◆ Exercise requirements
Scan the records and identify every line in which the string "that" occurs, then return those lines.

◆ Data shown
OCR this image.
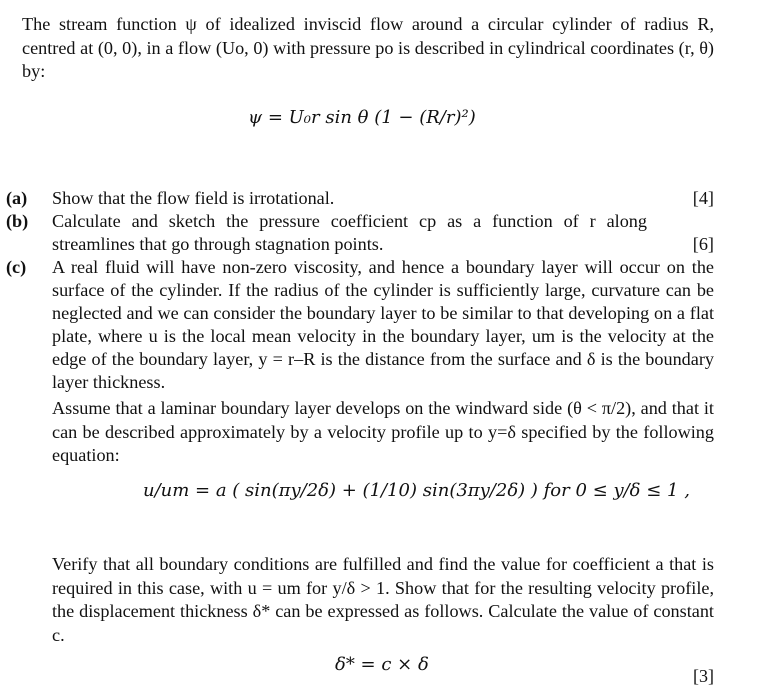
The stream function ψ of idealized inviscid flow around a circular cylinder of radius R, centred at (0, 0), in a flow (Uo, 0) with pressure po is described in cylindrical coordinates (r, θ) by:
ψ = U₀r sin θ (1 − (R/r)²)
(a) Show that the flow field is irrotational.	[4]
(b) Calculate and sketch the pressure coefficient cp as a function of r along streamlines that go through stagnation points.	[6]
(c) A real fluid will have non-zero viscosity, and hence a boundary layer will occur on the surface of the cylinder. If the radius of the cylinder is sufficiently large, curvature can be neglected and we can consider the boundary layer to be similar to that developing on a flat plate, where u is the local mean velocity in the boundary layer, um is the velocity at the edge of the boundary layer, y = r–R is the distance from the surface and δ is the boundary layer thickness.
Assume that a laminar boundary layer develops on the windward side (θ < π/2), and that it can be described approximately by a velocity profile up to y=δ specified by the following equation:
u/um = a ( sin(πy/2δ) + (1/10) sin(3πy/2δ) ) for 0 ≤ y/δ ≤ 1 ,
Verify that all boundary conditions are fulfilled and find the value for coefficient a that is required in this case, with u = um for y/δ > 1. Show that for the resulting velocity profile, the displacement thickness δ* can be expressed as follows. Calculate the value of constant c.
δ* = c × δ
[3]
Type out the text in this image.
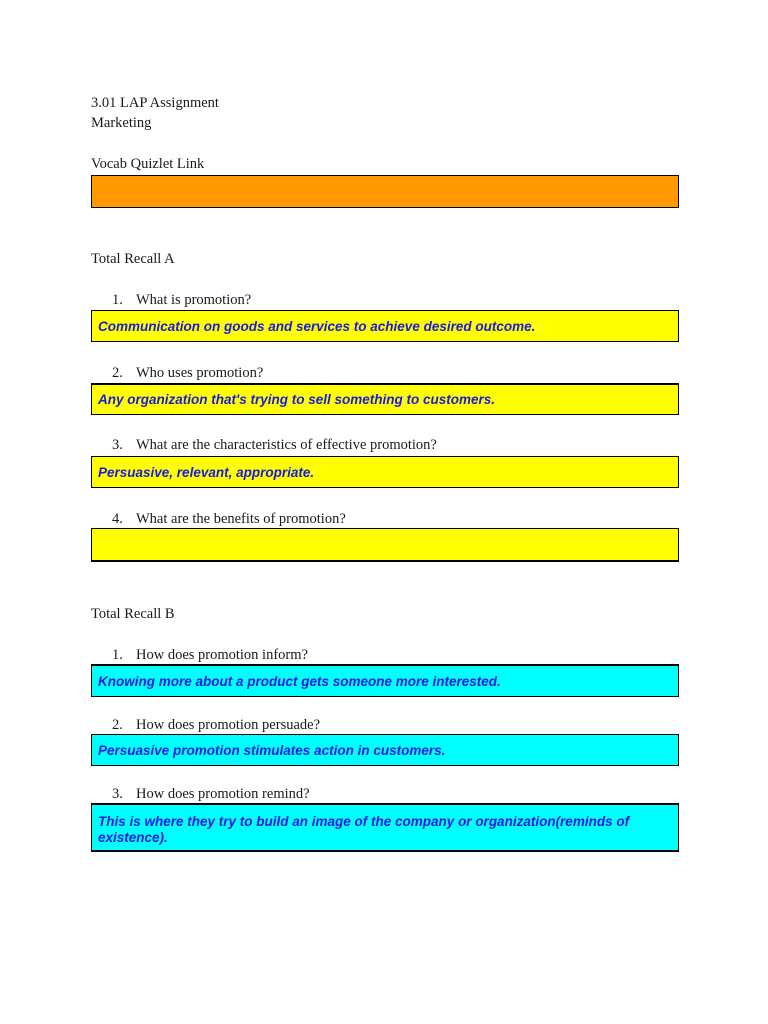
3.01 LAP Assignment
Marketing
Vocab Quizlet Link
Total Recall A
1. What is promotion?
Communication on goods and services to achieve desired outcome.
2. Who uses promotion?
Any organization that's trying to sell something to customers.
3. What are the characteristics of effective promotion?
Persuasive, relevant, appropriate.
4. What are the benefits of promotion?
Total Recall B
1. How does promotion inform?
Knowing more about a product gets someone more interested.
2. How does promotion persuade?
Persuasive promotion stimulates action in customers.
3. How does promotion remind?
This is where they try to build an image of the company or organization(reminds of existence).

◆ Output
(a) Show that the flow field is irrotational.	[4]
(b) Calculate and sketch the pressure coefficient cp as a function of r along streamlines that go through stagnation points.	[6]
(c) A real fluid will have non-zero viscosity, and hence a boundary layer will occur on the surface of the cylinder. If the radius of the cylinder is sufficiently large, curvature can be neglected and we can consider the boundary layer to be similar to that developing on a flat plate, where u is the local mean velocity in the boundary layer, um is the velocity at the edge of the boundary layer, y = r–R is the distance from the surface and δ is the boundary layer thickness.
Assume that a laminar boundary layer develops on the windward side (θ < π/2), and that it can be described approximately by a velocity profile up to y=δ specified by the following equation:
Verify that all boundary conditions are fulfilled and find the value for coefficient a that is required in this case, with u = um for y/δ > 1. Show that for the resulting velocity profile, the displacement thickness δ* can be expressed as follows. Calculate the value of constant c.
Any organization that's trying to sell something to customers.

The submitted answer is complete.